(Do this): Locate all lines with the word "Cunha" and copy them out.

****************

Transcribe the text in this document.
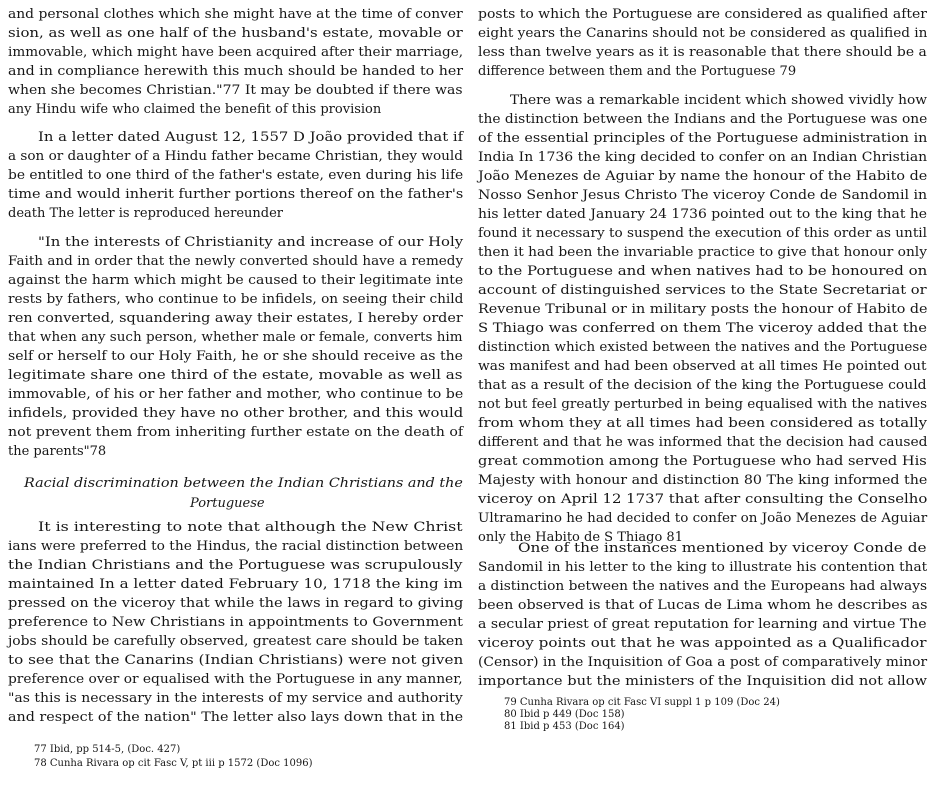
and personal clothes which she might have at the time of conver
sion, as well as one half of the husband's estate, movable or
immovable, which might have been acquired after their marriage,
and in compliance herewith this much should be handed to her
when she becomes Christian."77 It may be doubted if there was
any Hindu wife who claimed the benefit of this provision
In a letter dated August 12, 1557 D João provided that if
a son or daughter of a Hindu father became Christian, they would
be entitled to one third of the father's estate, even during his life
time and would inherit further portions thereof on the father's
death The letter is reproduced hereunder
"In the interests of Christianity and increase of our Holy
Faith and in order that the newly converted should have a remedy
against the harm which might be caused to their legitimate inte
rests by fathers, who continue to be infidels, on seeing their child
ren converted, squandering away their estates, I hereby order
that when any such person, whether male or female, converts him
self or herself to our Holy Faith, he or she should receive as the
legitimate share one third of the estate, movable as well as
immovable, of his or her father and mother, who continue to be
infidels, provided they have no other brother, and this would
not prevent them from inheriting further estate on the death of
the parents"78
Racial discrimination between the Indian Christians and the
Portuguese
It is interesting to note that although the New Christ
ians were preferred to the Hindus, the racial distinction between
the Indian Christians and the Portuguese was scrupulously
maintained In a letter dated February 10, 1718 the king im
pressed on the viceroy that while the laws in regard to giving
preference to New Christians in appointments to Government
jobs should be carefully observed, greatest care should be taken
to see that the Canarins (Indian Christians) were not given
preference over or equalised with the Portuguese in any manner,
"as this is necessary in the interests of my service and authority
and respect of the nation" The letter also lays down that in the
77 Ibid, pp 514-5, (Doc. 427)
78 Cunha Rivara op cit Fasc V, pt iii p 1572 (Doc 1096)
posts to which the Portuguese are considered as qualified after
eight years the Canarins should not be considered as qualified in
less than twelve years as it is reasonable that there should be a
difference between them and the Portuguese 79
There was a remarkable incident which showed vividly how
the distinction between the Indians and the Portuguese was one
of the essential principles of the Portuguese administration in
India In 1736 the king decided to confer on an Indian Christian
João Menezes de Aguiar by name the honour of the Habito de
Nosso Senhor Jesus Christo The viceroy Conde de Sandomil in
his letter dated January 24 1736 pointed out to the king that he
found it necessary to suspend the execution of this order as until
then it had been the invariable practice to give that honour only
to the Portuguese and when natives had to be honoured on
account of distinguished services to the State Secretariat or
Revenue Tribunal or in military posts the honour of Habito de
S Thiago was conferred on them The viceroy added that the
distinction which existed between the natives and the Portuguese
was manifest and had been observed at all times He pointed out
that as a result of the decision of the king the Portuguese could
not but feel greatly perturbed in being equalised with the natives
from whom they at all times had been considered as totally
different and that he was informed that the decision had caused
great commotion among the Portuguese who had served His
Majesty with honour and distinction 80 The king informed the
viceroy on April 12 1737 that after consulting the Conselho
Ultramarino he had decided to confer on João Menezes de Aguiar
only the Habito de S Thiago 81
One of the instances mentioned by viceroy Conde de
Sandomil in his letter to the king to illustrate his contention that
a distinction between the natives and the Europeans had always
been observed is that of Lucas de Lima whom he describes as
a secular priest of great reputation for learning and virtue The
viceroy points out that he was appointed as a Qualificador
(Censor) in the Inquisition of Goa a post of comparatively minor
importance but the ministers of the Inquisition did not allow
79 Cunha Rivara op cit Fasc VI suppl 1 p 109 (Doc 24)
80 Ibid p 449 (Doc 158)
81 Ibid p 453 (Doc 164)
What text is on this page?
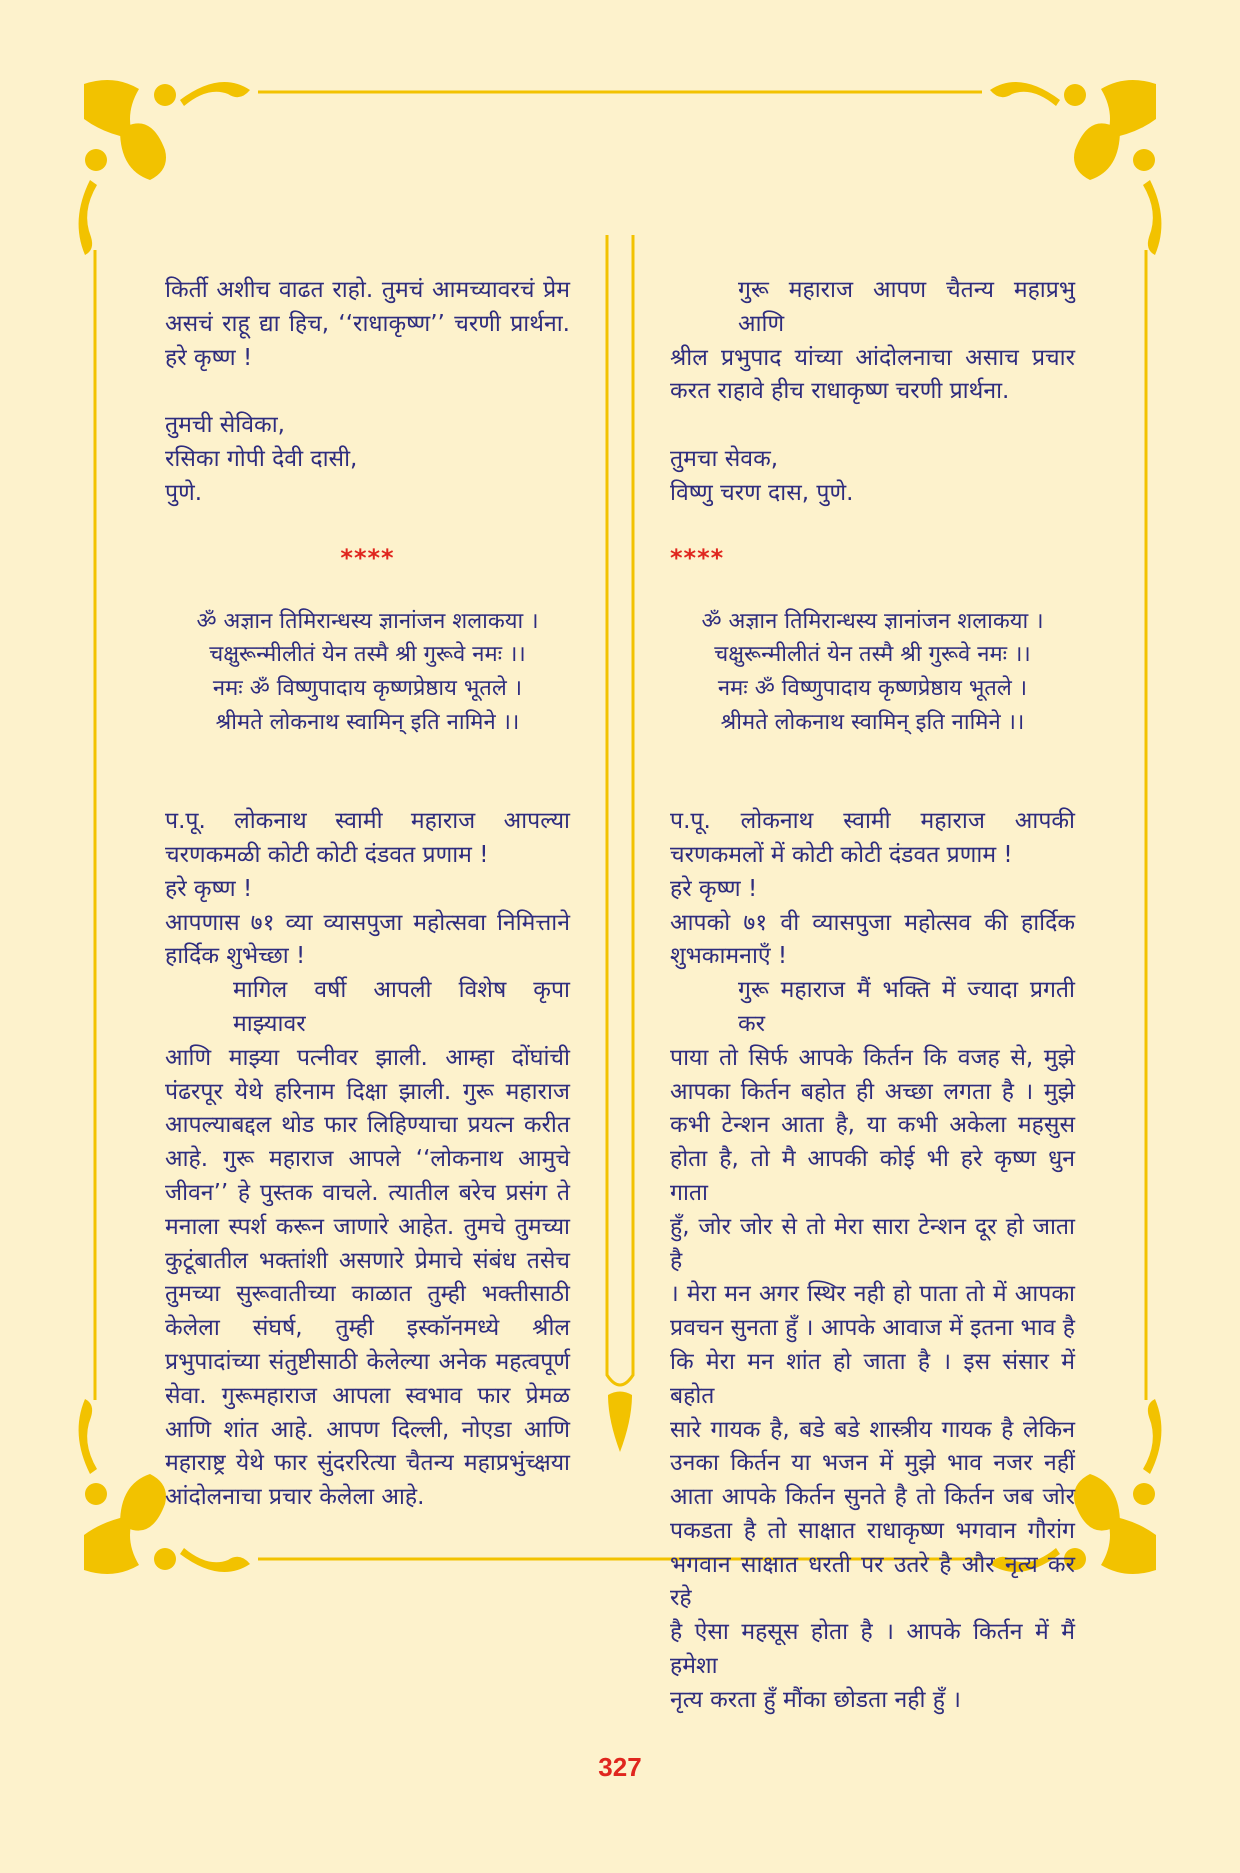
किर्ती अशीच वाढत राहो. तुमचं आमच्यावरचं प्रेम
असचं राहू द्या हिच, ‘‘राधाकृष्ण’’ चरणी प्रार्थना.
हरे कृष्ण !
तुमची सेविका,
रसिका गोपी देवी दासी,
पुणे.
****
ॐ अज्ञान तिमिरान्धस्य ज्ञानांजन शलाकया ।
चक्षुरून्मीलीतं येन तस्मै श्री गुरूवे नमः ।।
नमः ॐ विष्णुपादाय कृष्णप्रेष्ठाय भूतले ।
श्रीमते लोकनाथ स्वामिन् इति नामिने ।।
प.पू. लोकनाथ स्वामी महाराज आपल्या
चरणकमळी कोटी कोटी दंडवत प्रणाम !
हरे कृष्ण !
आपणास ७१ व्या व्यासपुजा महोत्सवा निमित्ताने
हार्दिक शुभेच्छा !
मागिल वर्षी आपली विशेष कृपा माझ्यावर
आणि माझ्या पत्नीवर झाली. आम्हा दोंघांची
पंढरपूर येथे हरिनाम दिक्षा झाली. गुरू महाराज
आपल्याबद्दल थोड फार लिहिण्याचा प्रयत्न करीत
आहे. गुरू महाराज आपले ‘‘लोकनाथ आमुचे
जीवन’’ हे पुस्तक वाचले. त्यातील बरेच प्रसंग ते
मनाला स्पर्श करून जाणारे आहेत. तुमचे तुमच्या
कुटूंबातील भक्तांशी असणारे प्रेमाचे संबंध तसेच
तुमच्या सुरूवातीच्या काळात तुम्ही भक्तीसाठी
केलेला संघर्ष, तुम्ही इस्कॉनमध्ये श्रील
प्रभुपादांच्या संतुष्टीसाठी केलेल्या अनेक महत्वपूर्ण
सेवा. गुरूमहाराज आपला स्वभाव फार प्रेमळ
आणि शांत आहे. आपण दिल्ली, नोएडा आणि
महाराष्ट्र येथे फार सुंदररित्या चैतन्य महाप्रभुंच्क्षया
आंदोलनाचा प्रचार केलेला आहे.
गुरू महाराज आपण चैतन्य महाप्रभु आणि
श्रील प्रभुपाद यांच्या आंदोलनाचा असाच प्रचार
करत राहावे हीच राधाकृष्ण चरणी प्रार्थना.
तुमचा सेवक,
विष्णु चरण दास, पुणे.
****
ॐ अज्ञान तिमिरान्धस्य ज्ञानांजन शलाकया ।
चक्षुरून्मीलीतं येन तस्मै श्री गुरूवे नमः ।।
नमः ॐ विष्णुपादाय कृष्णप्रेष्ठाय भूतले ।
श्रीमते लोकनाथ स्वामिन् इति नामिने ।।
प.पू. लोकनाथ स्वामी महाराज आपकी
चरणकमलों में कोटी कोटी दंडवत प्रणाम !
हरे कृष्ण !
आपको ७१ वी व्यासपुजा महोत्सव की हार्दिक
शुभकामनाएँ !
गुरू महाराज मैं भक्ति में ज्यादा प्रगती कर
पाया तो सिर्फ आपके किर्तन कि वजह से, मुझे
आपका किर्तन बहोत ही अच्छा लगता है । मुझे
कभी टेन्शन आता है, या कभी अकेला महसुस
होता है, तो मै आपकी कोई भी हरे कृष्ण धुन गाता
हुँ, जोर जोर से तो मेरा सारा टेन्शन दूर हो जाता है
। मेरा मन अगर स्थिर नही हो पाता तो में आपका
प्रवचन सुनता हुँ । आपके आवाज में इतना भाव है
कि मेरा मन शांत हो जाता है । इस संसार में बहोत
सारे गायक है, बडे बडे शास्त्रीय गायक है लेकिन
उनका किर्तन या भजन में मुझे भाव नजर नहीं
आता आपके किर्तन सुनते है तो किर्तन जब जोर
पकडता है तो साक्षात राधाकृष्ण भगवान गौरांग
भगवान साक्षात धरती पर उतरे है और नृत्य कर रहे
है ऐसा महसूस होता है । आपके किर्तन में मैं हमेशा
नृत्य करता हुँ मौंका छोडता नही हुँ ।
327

****************

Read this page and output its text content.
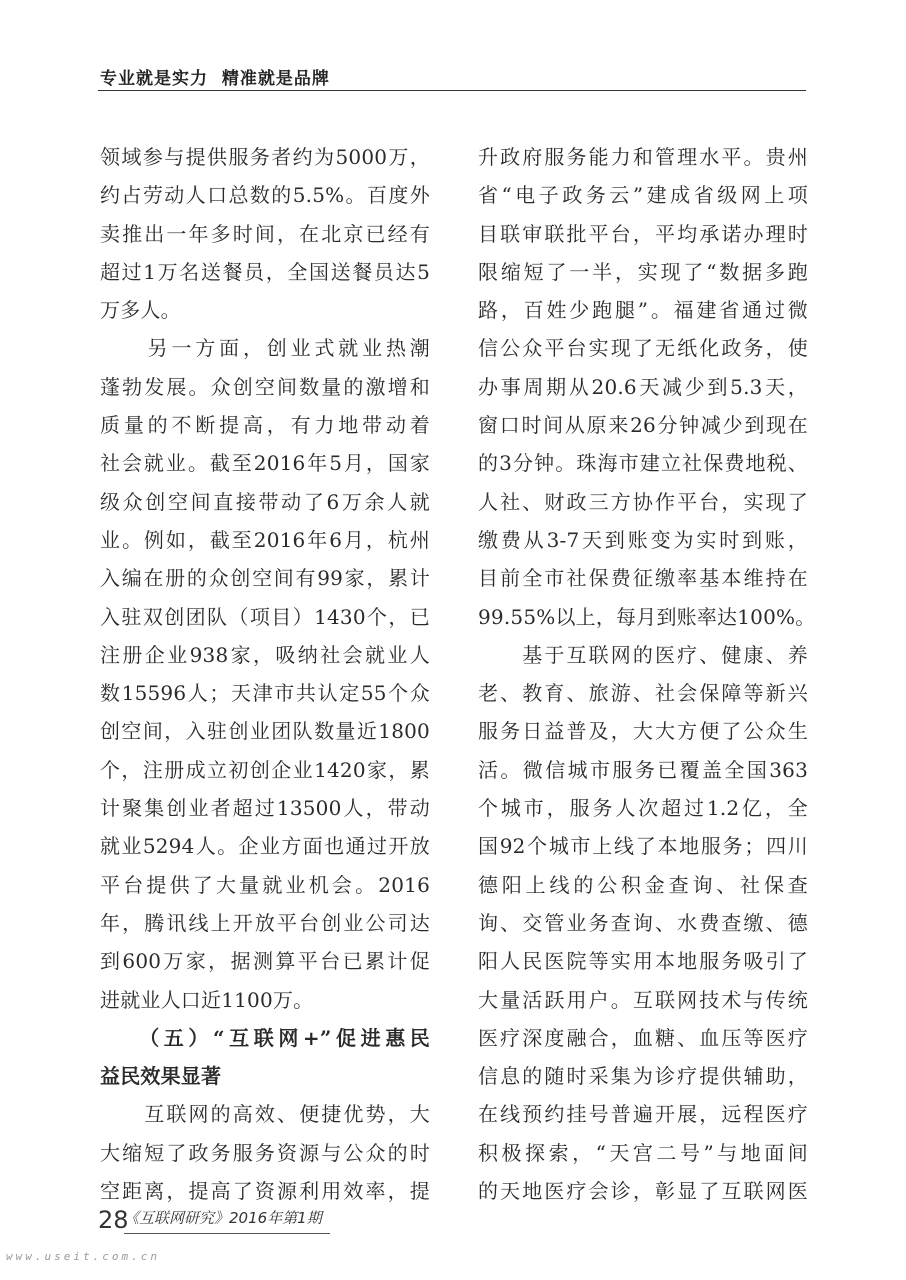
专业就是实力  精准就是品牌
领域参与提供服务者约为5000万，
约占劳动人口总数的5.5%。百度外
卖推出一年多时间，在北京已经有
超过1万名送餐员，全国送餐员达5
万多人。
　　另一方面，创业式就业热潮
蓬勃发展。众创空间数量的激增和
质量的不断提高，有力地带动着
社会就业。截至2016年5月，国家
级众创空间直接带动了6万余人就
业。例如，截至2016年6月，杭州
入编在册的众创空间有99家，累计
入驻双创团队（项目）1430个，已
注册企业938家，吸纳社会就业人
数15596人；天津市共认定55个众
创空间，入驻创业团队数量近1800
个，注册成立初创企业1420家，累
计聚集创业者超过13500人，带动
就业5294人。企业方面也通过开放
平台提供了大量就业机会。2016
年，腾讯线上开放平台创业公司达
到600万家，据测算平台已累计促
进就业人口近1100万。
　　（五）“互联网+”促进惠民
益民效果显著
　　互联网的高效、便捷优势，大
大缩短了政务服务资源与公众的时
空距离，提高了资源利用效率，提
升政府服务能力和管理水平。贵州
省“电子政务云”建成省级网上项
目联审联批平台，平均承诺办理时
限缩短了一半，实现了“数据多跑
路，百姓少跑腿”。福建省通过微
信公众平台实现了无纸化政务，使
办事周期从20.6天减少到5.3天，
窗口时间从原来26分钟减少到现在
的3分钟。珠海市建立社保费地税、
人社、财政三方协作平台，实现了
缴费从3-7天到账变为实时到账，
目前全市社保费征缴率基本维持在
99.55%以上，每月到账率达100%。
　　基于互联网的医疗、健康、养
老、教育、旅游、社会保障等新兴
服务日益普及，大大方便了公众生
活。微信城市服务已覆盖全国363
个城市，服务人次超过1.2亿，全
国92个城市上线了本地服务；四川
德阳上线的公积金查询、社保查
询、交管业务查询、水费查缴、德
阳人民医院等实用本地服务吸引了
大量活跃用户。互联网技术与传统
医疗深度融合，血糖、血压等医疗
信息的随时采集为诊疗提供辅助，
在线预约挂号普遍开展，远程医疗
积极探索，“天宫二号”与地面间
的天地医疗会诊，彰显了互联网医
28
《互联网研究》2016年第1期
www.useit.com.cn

****************

(Exercise solution):
78 Cunha Rivara op cit Fasc V, pt iii p 1572 (Doc 1096)
79 Cunha Rivara op cit Fasc VI suppl 1 p 109 (Doc 24)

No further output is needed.